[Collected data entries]

— START —

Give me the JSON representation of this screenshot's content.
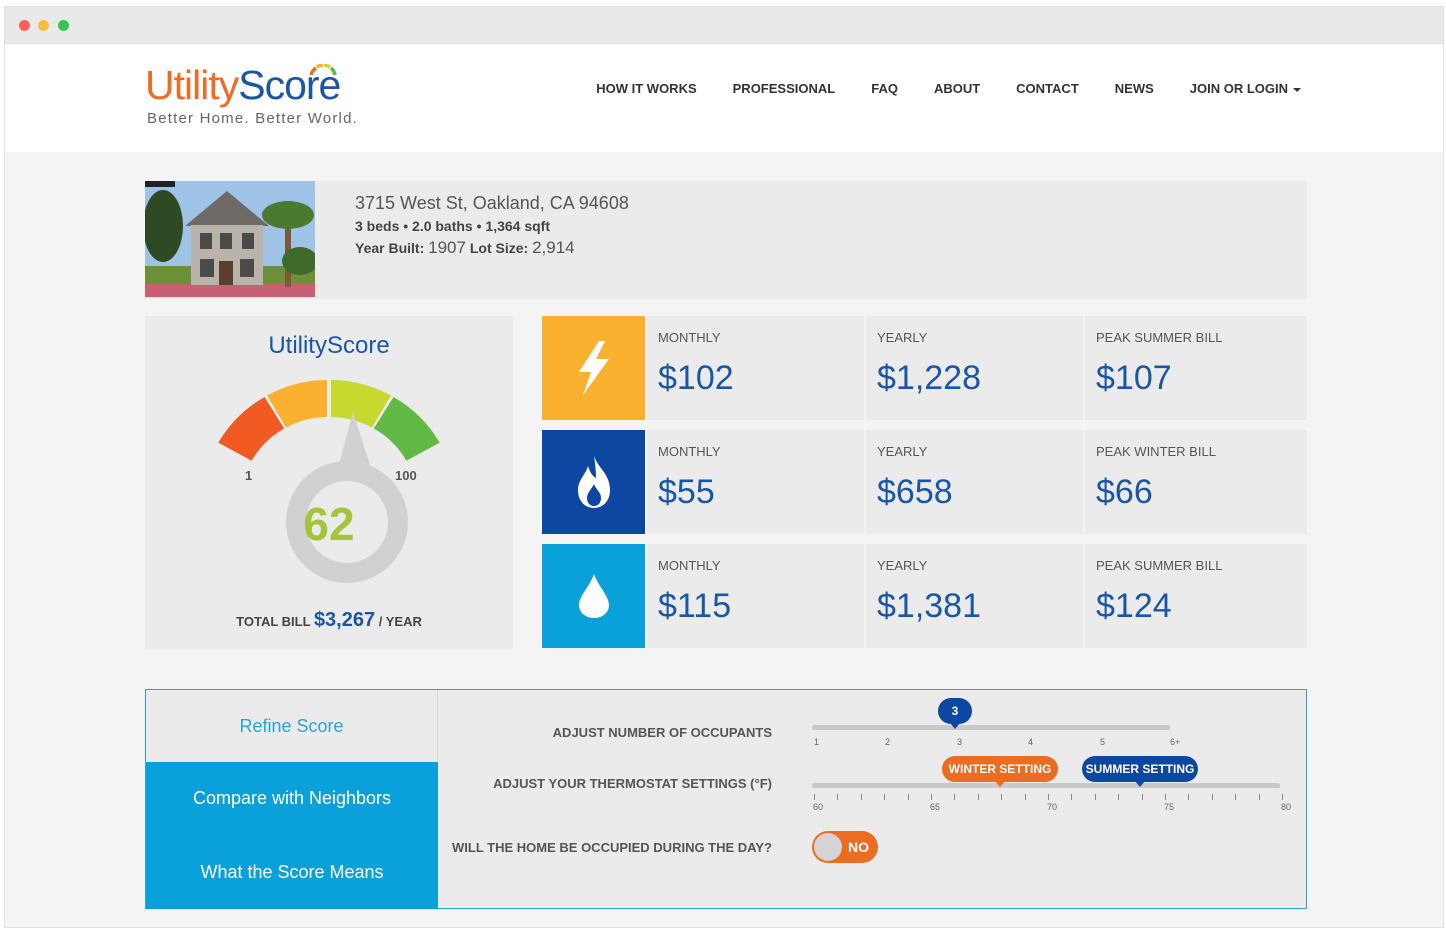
{
  "brand": {
    "name_part1": "Utility",
    "name_part2": "Score",
    "tagline": "Better Home. Better World."
  },
  "nav": {
    "items": [
      "HOW IT WORKS",
      "PROFESSIONAL",
      "FAQ",
      "ABOUT",
      "CONTACT",
      "NEWS"
    ],
    "join": "JOIN OR LOGIN"
  },
  "property": {
    "address": "3715 West St, Oakland, CA 94608",
    "specs": "3 beds • 2.0 baths • 1,364 sqft",
    "year_built_label": "Year Built:",
    "year_built": "1907",
    "lot_size_label": "Lot Size:",
    "lot_size": "2,914"
  },
  "score": {
    "title": "UtilityScore",
    "value": "62",
    "min_label": "1",
    "max_label": "100",
    "total_label": "TOTAL BILL",
    "total_amount": "$3,267",
    "total_suffix": "/ YEAR"
  },
  "utilities": {
    "electric": {
      "icon": "lightning-icon",
      "color": "#fbb130",
      "monthly_label": "MONTHLY",
      "monthly": "$102",
      "yearly_label": "YEARLY",
      "yearly": "$1,228",
      "peak_label": "PEAK SUMMER BILL",
      "peak": "$107"
    },
    "gas": {
      "icon": "flame-icon",
      "color": "#0d47a1",
      "monthly_label": "MONTHLY",
      "monthly": "$55",
      "yearly_label": "YEARLY",
      "yearly": "$658",
      "peak_label": "PEAK WINTER BILL",
      "peak": "$66"
    },
    "water": {
      "icon": "water-drop-icon",
      "color": "#0aa0da",
      "monthly_label": "MONTHLY",
      "monthly": "$115",
      "yearly_label": "YEARLY",
      "yearly": "$1,381",
      "peak_label": "PEAK SUMMER BILL",
      "peak": "$124"
    }
  },
  "refine": {
    "tabs": [
      "Refine Score",
      "Compare with Neighbors",
      "What the Score Means"
    ],
    "occupants_label": "ADJUST NUMBER OF OCCUPANTS",
    "occupants_value": "3",
    "occupants_ticks": [
      "1",
      "2",
      "3",
      "4",
      "5",
      "6+"
    ],
    "thermostat_label": "ADJUST YOUR THERMOSTAT SETTINGS (°F)",
    "winter_label": "WINTER SETTING",
    "summer_label": "SUMMER SETTING",
    "thermo_ticks": [
      "60",
      "65",
      "70",
      "75",
      "80"
    ],
    "occupied_label": "WILL THE HOME BE OCCUPIED DURING THE DAY?",
    "occupied_value": "NO"
  },
  "colors": {
    "brand_orange": "#ee6b22",
    "brand_blue": "#1a56a6",
    "accent_cyan": "#0aa0da",
    "score_green": "#a3c43d"
  }
}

— END —

The records above need to be restated word for word, with the pictures left out.

Give me the JSON representation of this screenshot's content.
{
  "brand": {
    "name_part1": "Utility",
    "name_part2": "Score",
    "tagline": "Better Home. Better World."
  },
  "nav": {
    "items": [
      "HOW IT WORKS",
      "PROFESSIONAL",
      "FAQ",
      "ABOUT",
      "CONTACT",
      "NEWS"
    ],
    "join": "JOIN OR LOGIN"
  },
  "property": {
    "address": "3715 West St, Oakland, CA 94608",
    "specs": "3 beds • 2.0 baths • 1,364 sqft",
    "year_built_label": "Year Built:",
    "year_built": "1907",
    "lot_size_label": "Lot Size:",
    "lot_size": "2,914"
  },
  "score": {
    "title": "UtilityScore",
    "value": "62",
    "min_label": "1",
    "max_label": "100",
    "total_label": "TOTAL BILL",
    "total_amount": "$3,267",
    "total_suffix": "/ YEAR"
  },
  "utilities": {
    "electric": {
      "icon": "lightning-icon",
      "color": "#fbb130",
      "monthly_label": "MONTHLY",
      "monthly": "$102",
      "yearly_label": "YEARLY",
      "yearly": "$1,228",
      "peak_label": "PEAK SUMMER BILL",
      "peak": "$107"
    },
    "gas": {
      "icon": "flame-icon",
      "color": "#0d47a1",
      "monthly_label": "MONTHLY",
      "monthly": "$55",
      "yearly_label": "YEARLY",
      "yearly": "$658",
      "peak_label": "PEAK WINTER BILL",
      "peak": "$66"
    },
    "water": {
      "icon": "water-drop-icon",
      "color": "#0aa0da",
      "monthly_label": "MONTHLY",
      "monthly": "$115",
      "yearly_label": "YEARLY",
      "yearly": "$1,381",
      "peak_label": "PEAK SUMMER BILL",
      "peak": "$124"
    }
  },
  "refine": {
    "tabs": [
      "Refine Score",
      "Compare with Neighbors",
      "What the Score Means"
    ],
    "occupants_label": "ADJUST NUMBER OF OCCUPANTS",
    "occupants_value": "3",
    "occupants_ticks": [
      "1",
      "2",
      "3",
      "4",
      "5",
      "6+"
    ],
    "thermostat_label": "ADJUST YOUR THERMOSTAT SETTINGS (°F)",
    "winter_label": "WINTER SETTING",
    "summer_label": "SUMMER SETTING",
    "thermo_ticks": [
      "60",
      "65",
      "70",
      "75",
      "80"
    ],
    "occupied_label": "WILL THE HOME BE OCCUPIED DURING THE DAY?",
    "occupied_value": "NO"
  },
  "colors": {
    "brand_orange": "#ee6b22",
    "brand_blue": "#1a56a6",
    "accent_cyan": "#0aa0da",
    "score_green": "#a3c43d"
  }
}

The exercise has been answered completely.